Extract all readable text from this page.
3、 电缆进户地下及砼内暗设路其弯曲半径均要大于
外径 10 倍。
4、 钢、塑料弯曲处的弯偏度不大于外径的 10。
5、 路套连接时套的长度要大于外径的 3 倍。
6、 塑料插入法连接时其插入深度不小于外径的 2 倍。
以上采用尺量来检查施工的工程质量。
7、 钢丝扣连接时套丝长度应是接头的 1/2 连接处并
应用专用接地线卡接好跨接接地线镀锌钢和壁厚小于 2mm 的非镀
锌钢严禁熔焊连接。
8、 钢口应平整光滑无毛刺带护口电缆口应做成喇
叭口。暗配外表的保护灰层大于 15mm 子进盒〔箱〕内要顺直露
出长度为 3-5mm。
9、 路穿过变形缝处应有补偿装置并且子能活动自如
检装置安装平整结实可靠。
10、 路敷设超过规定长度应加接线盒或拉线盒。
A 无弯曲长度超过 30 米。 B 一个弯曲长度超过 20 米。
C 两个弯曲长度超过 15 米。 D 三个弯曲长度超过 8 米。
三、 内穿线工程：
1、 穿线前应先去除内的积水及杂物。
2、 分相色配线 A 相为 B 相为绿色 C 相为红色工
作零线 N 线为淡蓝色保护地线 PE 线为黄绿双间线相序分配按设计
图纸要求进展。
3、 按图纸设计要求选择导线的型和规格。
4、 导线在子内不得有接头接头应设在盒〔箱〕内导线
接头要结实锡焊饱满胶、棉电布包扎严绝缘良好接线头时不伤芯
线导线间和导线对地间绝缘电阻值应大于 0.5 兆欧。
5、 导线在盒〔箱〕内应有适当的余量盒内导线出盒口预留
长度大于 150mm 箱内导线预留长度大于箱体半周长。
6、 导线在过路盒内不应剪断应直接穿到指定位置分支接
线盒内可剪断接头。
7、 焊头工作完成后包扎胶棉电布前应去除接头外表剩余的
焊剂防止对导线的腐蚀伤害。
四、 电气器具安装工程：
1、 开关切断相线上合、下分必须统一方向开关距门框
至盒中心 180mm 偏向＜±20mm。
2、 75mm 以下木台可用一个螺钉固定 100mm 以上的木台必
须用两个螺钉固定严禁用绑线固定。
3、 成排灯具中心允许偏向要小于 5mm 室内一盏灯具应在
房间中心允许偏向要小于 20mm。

**Task description**
Write out the complete set of records exactly as given.

**Correct output**
Extract all readable text from this page.
3、 电缆进户地下及砼内暗设路其弯曲半径均要大于
外径 10 倍。
4、 钢、塑料弯曲处的弯偏度不大于外径的 10。
5、 路套连接时套的长度要大于外径的 3 倍。
6、 塑料插入法连接时其插入深度不小于外径的 2 倍。
以上采用尺量来检查施工的工程质量。
7、 钢丝扣连接时套丝长度应是接头的 1/2 连接处并
应用专用接地线卡接好跨接接地线镀锌钢和壁厚小于 2mm 的非镀
锌钢严禁熔焊连接。
8、 钢口应平整光滑无毛刺带护口电缆口应做成喇
叭口。暗配外表的保护灰层大于 15mm 子进盒〔箱〕内要顺直露
出长度为 3-5mm。
9、 路穿过变形缝处应有补偿装置并且子能活动自如
检装置安装平整结实可靠。
10、 路敷设超过规定长度应加接线盒或拉线盒。
A 无弯曲长度超过 30 米。 B 一个弯曲长度超过 20 米。
C 两个弯曲长度超过 15 米。 D 三个弯曲长度超过 8 米。
三、 内穿线工程：
1、 穿线前应先去除内的积水及杂物。
2、 分相色配线 A 相为 B 相为绿色 C 相为红色工
作零线 N 线为淡蓝色保护地线 PE 线为黄绿双间线相序分配按设计
图纸要求进展。
3、 按图纸设计要求选择导线的型和规格。
4、 导线在子内不得有接头接头应设在盒〔箱〕内导线
接头要结实锡焊饱满胶、棉电布包扎严绝缘良好接线头时不伤芯
线导线间和导线对地间绝缘电阻值应大于 0.5 兆欧。
5、 导线在盒〔箱〕内应有适当的余量盒内导线出盒口预留
长度大于 150mm 箱内导线预留长度大于箱体半周长。
6、 导线在过路盒内不应剪断应直接穿到指定位置分支接
线盒内可剪断接头。
7、 焊头工作完成后包扎胶棉电布前应去除接头外表剩余的
焊剂防止对导线的腐蚀伤害。
四、 电气器具安装工程：
1、 开关切断相线上合、下分必须统一方向开关距门框
至盒中心 180mm 偏向＜±20mm。
2、 75mm 以下木台可用一个螺钉固定 100mm 以上的木台必
须用两个螺钉固定严禁用绑线固定。
3、 成排灯具中心允许偏向要小于 5mm 室内一盏灯具应在
房间中心允许偏向要小于 20mm。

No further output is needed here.